## Instruction:
All the data should be repeated exactly. Any image in it is left out.

Saved data entries
• • • • •
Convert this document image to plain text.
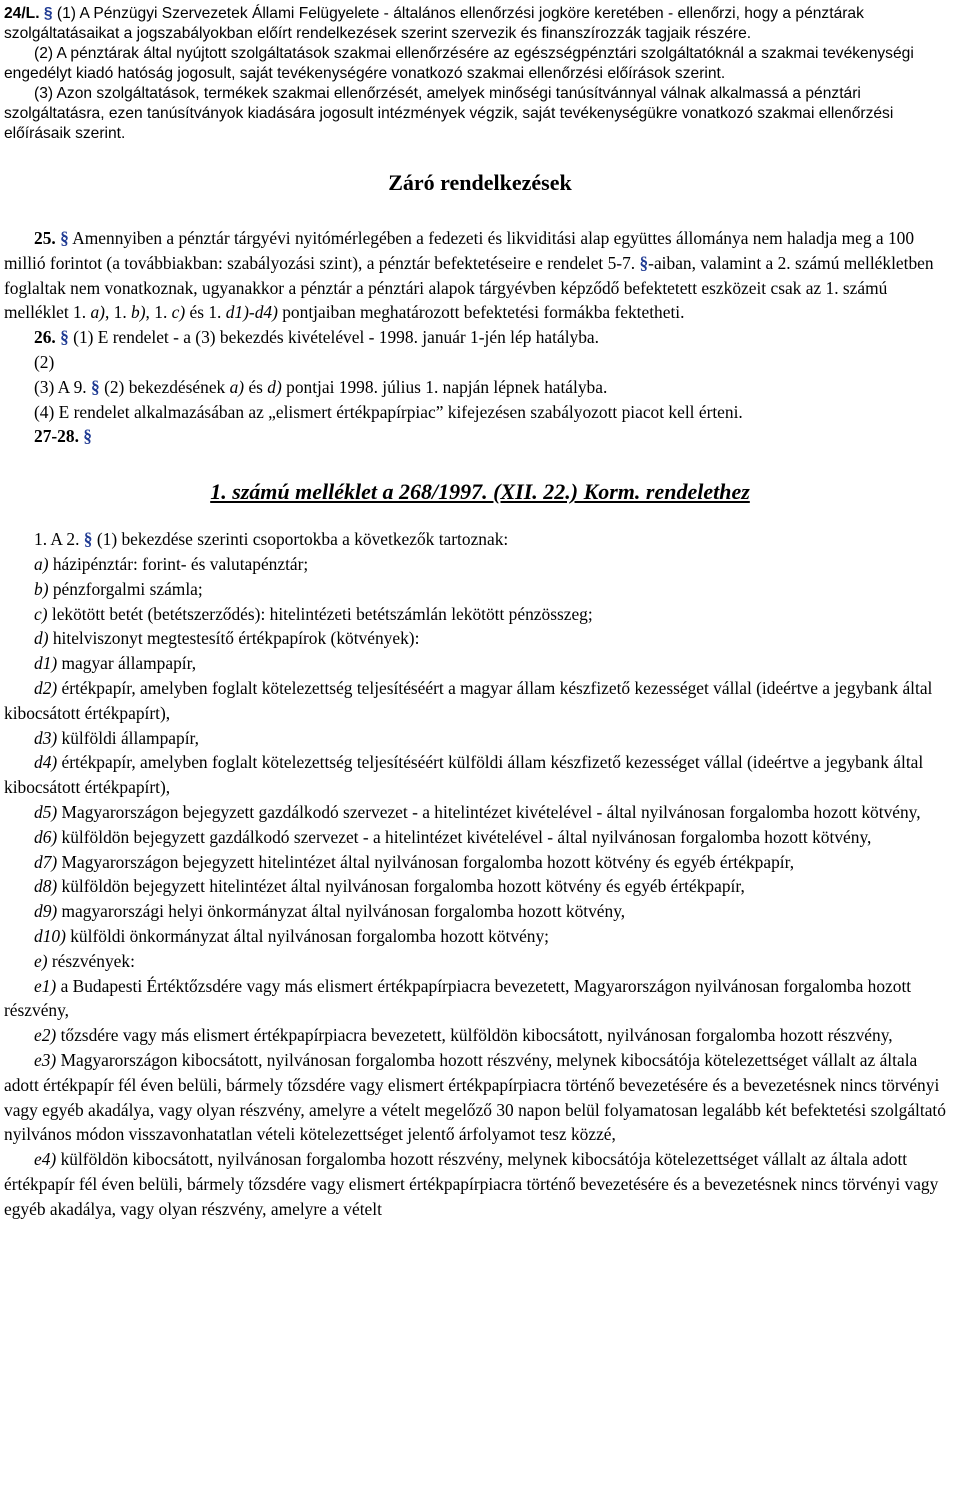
24/L. § (1) A Pénzügyi Szervezetek Állami Felügyelete - általános ellenőrzési jogköre keretében - ellenőrzi, hogy a pénztárak szolgáltatásaikat a jogszabályokban előírt rendelkezések szerint szervezik és finanszírozzák tagjaik részére.

(2) A pénztárak által nyújtott szolgáltatások szakmai ellenőrzésére az egészségpénztári szolgáltatóknál a szakmai tevékenységi engedélyt kiadó hatóság jogosult, saját tevékenységére vonatkozó szakmai ellenőrzési előírások szerint.

(3) Azon szolgáltatások, termékek szakmai ellenőrzését, amelyek minőségi tanúsítvánnyal válnak alkalmassá a pénztári szolgáltatásra, ezen tanúsítványok kiadására jogosult intézmények végzik, saját tevékenységükre vonatkozó szakmai ellenőrzési előírásaik szerint.

Záró rendelkezések

25. § Amennyiben a pénztár tárgyévi nyitómérlegében a fedezeti és likviditási alap együttes állománya nem haladja meg a 100 millió forintot (a továbbiakban: szabályozási szint), a pénztár befektetéseire e rendelet 5-7. §-aiban, valamint a 2. számú mellékletben foglaltak nem vonatkoznak, ugyanakkor a pénztár a pénztári alapok tárgyévben képződő befektetett eszközeit csak az 1. számú melléklet 1. a), 1. b), 1. c) és 1. d1)-d4) pontjaiban meghatározott befektetési formákba fektetheti.

26. § (1) E rendelet - a (3) bekezdés kivételével - 1998. január 1-jén lép hatályba.

(2)

(3) A 9. § (2) bekezdésének a) és d) pontjai 1998. július 1. napján lépnek hatályba.

(4) E rendelet alkalmazásában az „elismert értékpapírpiac” kifejezésen szabályozott piacot kell érteni.

27-28. §

1. számú melléklet a 268/1997. (XII. 22.) Korm. rendelethez

1. A 2. § (1) bekezdése szerinti csoportokba a következők tartoznak:

a) házipénztár: forint- és valutapénztár;

b) pénzforgalmi számla;

c) lekötött betét (betétszerződés): hitelintézeti betétszámlán lekötött pénzösszeg;

d) hitelviszonyt megtestesítő értékpapírok (kötvények):

d1) magyar állampapír,

d2) értékpapír, amelyben foglalt kötelezettség teljesítéséért a magyar állam készfizető kezességet vállal (ideértve a jegybank által kibocsátott értékpapírt),

d3) külföldi állampapír,

d4) értékpapír, amelyben foglalt kötelezettség teljesítéséért külföldi állam készfizető kezességet vállal (ideértve a jegybank által kibocsátott értékpapírt),

d5) Magyarországon bejegyzett gazdálkodó szervezet - a hitelintézet kivételével - által nyilvánosan forgalomba hozott kötvény,

d6) külföldön bejegyzett gazdálkodó szervezet - a hitelintézet kivételével - által nyilvánosan forgalomba hozott kötvény,

d7) Magyarországon bejegyzett hitelintézet által nyilvánosan forgalomba hozott kötvény és egyéb értékpapír,

d8) külföldön bejegyzett hitelintézet által nyilvánosan forgalomba hozott kötvény és egyéb értékpapír,

d9) magyarországi helyi önkormányzat által nyilvánosan forgalomba hozott kötvény,

d10) külföldi önkormányzat által nyilvánosan forgalomba hozott kötvény;

e) részvények:

e1) a Budapesti Értéktőzsdére vagy más elismert értékpapírpiacra bevezetett, Magyarországon nyilvánosan forgalomba hozott részvény,

e2) tőzsdére vagy más elismert értékpapírpiacra bevezetett, külföldön kibocsátott, nyilvánosan forgalomba hozott részvény,

e3) Magyarországon kibocsátott, nyilvánosan forgalomba hozott részvény, melynek kibocsátója kötelezettséget vállalt az általa adott értékpapír fél éven belüli, bármely tőzsdére vagy elismert értékpapírpiacra történő bevezetésére és a bevezetésnek nincs törvényi vagy egyéb akadálya, vagy olyan részvény, amelyre a vételt megelőző 30 napon belül folyamatosan legalább két befektetési szolgáltató nyilvános módon visszavonhatatlan vételi kötelezettséget jelentő árfolyamot tesz közzé,

e4) külföldön kibocsátott, nyilvánosan forgalomba hozott részvény, melynek kibocsátója kötelezettséget vállalt az általa adott értékpapír fél éven belüli, bármely tőzsdére vagy elismert értékpapírpiacra történő bevezetésére és a bevezetésnek nincs törvényi vagy egyéb akadálya, vagy olyan részvény, amelyre a vételt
• • • • •
## Full output:
Convert this document image to plain text.
24/L. § (1) A Pénzügyi Szervezetek Állami Felügyelete - általános ellenőrzési jogköre keretében - ellenőrzi, hogy a pénztárak szolgáltatásaikat a jogszabályokban előírt rendelkezések szerint szervezik és finanszírozzák tagjaik részére.

(2) A pénztárak által nyújtott szolgáltatások szakmai ellenőrzésére az egészségpénztári szolgáltatóknál a szakmai tevékenységi engedélyt kiadó hatóság jogosult, saját tevékenységére vonatkozó szakmai ellenőrzési előírások szerint.

(3) Azon szolgáltatások, termékek szakmai ellenőrzését, amelyek minőségi tanúsítvánnyal válnak alkalmassá a pénztári szolgáltatásra, ezen tanúsítványok kiadására jogosult intézmények végzik, saját tevékenységükre vonatkozó szakmai ellenőrzési előírásaik szerint.

Záró rendelkezések

25. § Amennyiben a pénztár tárgyévi nyitómérlegében a fedezeti és likviditási alap együttes állománya nem haladja meg a 100 millió forintot (a továbbiakban: szabályozási szint), a pénztár befektetéseire e rendelet 5-7. §-aiban, valamint a 2. számú mellékletben foglaltak nem vonatkoznak, ugyanakkor a pénztár a pénztári alapok tárgyévben képződő befektetett eszközeit csak az 1. számú melléklet 1. a), 1. b), 1. c) és 1. d1)-d4) pontjaiban meghatározott befektetési formákba fektetheti.

26. § (1) E rendelet - a (3) bekezdés kivételével - 1998. január 1-jén lép hatályba.

(2)

(3) A 9. § (2) bekezdésének a) és d) pontjai 1998. július 1. napján lépnek hatályba.

(4) E rendelet alkalmazásában az „elismert értékpapírpiac” kifejezésen szabályozott piacot kell érteni.

27-28. §

1. számú melléklet a 268/1997. (XII. 22.) Korm. rendelethez

1. A 2. § (1) bekezdése szerinti csoportokba a következők tartoznak:

a) házipénztár: forint- és valutapénztár;

b) pénzforgalmi számla;

c) lekötött betét (betétszerződés): hitelintézeti betétszámlán lekötött pénzösszeg;

d) hitelviszonyt megtestesítő értékpapírok (kötvények):

d1) magyar állampapír,

d2) értékpapír, amelyben foglalt kötelezettség teljesítéséért a magyar állam készfizető kezességet vállal (ideértve a jegybank által kibocsátott értékpapírt),

d3) külföldi állampapír,

d4) értékpapír, amelyben foglalt kötelezettség teljesítéséért külföldi állam készfizető kezességet vállal (ideértve a jegybank által kibocsátott értékpapírt),

d5) Magyarországon bejegyzett gazdálkodó szervezet - a hitelintézet kivételével - által nyilvánosan forgalomba hozott kötvény,

d6) külföldön bejegyzett gazdálkodó szervezet - a hitelintézet kivételével - által nyilvánosan forgalomba hozott kötvény,

d7) Magyarországon bejegyzett hitelintézet által nyilvánosan forgalomba hozott kötvény és egyéb értékpapír,

d8) külföldön bejegyzett hitelintézet által nyilvánosan forgalomba hozott kötvény és egyéb értékpapír,

d9) magyarországi helyi önkormányzat által nyilvánosan forgalomba hozott kötvény,

d10) külföldi önkormányzat által nyilvánosan forgalomba hozott kötvény;

e) részvények:

e1) a Budapesti Értéktőzsdére vagy más elismert értékpapírpiacra bevezetett, Magyarországon nyilvánosan forgalomba hozott részvény,

e2) tőzsdére vagy más elismert értékpapírpiacra bevezetett, külföldön kibocsátott, nyilvánosan forgalomba hozott részvény,

e3) Magyarországon kibocsátott, nyilvánosan forgalomba hozott részvény, melynek kibocsátója kötelezettséget vállalt az általa adott értékpapír fél éven belüli, bármely tőzsdére vagy elismert értékpapírpiacra történő bevezetésére és a bevezetésnek nincs törvényi vagy egyéb akadálya, vagy olyan részvény, amelyre a vételt megelőző 30 napon belül folyamatosan legalább két befektetési szolgáltató nyilvános módon visszavonhatatlan vételi kötelezettséget jelentő árfolyamot tesz közzé,

e4) külföldön kibocsátott, nyilvánosan forgalomba hozott részvény, melynek kibocsátója kötelezettséget vállalt az általa adott értékpapír fél éven belüli, bármely tőzsdére vagy elismert értékpapírpiacra történő bevezetésére és a bevezetésnek nincs törvényi vagy egyéb akadálya, vagy olyan részvény, amelyre a vételt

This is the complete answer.